• [WHAT YOU NEED TO DO]:
Write the records out again, precisely as they stand.

Extracted records:
:::::
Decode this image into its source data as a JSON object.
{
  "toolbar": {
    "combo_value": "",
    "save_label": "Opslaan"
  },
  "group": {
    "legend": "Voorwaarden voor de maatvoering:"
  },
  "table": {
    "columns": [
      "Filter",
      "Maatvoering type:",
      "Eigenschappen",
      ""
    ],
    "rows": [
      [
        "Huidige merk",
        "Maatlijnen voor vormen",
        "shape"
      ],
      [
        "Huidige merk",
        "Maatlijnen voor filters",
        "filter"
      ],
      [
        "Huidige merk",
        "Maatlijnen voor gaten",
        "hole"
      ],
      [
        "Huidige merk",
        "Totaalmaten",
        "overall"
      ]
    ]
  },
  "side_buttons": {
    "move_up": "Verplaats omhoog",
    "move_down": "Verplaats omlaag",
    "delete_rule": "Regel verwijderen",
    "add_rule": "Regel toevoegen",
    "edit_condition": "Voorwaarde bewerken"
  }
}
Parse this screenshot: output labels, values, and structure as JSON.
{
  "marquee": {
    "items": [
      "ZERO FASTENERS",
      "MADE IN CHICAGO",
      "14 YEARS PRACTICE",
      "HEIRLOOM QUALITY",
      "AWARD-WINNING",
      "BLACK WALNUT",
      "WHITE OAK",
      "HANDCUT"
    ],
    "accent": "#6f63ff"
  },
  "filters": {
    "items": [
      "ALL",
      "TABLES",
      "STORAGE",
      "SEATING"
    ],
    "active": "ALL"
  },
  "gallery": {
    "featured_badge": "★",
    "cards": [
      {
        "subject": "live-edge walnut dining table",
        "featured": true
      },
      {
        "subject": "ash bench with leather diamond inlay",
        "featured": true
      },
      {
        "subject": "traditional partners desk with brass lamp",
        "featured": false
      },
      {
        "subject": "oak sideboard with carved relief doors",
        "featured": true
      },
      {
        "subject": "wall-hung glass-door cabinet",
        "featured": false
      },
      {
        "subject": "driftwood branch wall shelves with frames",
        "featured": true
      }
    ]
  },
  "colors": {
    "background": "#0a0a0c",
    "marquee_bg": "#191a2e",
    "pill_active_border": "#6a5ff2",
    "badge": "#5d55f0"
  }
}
:::::
• [WRITTEN RESPONSE]:
Decode this image into its source data as a JSON object.
{
  "toolbar": {
    "combo_value": "",
    "save_label": "Opslaan"
  },
  "group": {
    "legend": "Voorwaarden voor de maatvoering:"
  },
  "table": {
    "columns": [
      "Filter",
      "Maatvoering type:",
      "Eigenschappen",
      ""
    ],
    "rows": [
      [
        "Huidige merk",
        "Maatlijnen voor vormen",
        "shape"
      ],
      [
        "Huidige merk",
        "Maatlijnen voor filters",
        "filter"
      ],
      [
        "Huidige merk",
        "Maatlijnen voor gaten",
        "hole"
      ],
      [
        "Huidige merk",
        "Totaalmaten",
        "overall"
      ]
    ]
  },
  "side_buttons": {
    "move_up": "Verplaats omhoog",
    "move_down": "Verplaats omlaag",
    "delete_rule": "Regel verwijderen",
    "add_rule": "Regel toevoegen",
    "edit_condition": "Voorwaarde bewerken"
  }
}
Parse this screenshot: output labels, values, and structure as JSON.
{
  "marquee": {
    "items": [
      "ZERO FASTENERS",
      "MADE IN CHICAGO",
      "14 YEARS PRACTICE",
      "HEIRLOOM QUALITY",
      "AWARD-WINNING",
      "BLACK WALNUT",
      "WHITE OAK",
      "HANDCUT"
    ],
    "accent": "#6f63ff"
  },
  "filters": {
    "items": [
      "ALL",
      "TABLES",
      "STORAGE",
      "SEATING"
    ],
    "active": "ALL"
  },
  "gallery": {
    "featured_badge": "★",
    "cards": [
      {
        "subject": "live-edge walnut dining table",
        "featured": true
      },
      {
        "subject": "ash bench with leather diamond inlay",
        "featured": true
      },
      {
        "subject": "traditional partners desk with brass lamp",
        "featured": false
      },
      {
        "subject": "oak sideboard with carved relief doors",
        "featured": true
      },
      {
        "subject": "wall-hung glass-door cabinet",
        "featured": false
      },
      {
        "subject": "driftwood branch wall shelves with frames",
        "featured": true
      }
    ]
  },
  "colors": {
    "background": "#0a0a0c",
    "marquee_bg": "#191a2e",
    "pill_active_border": "#6a5ff2",
    "badge": "#5d55f0"
  }
}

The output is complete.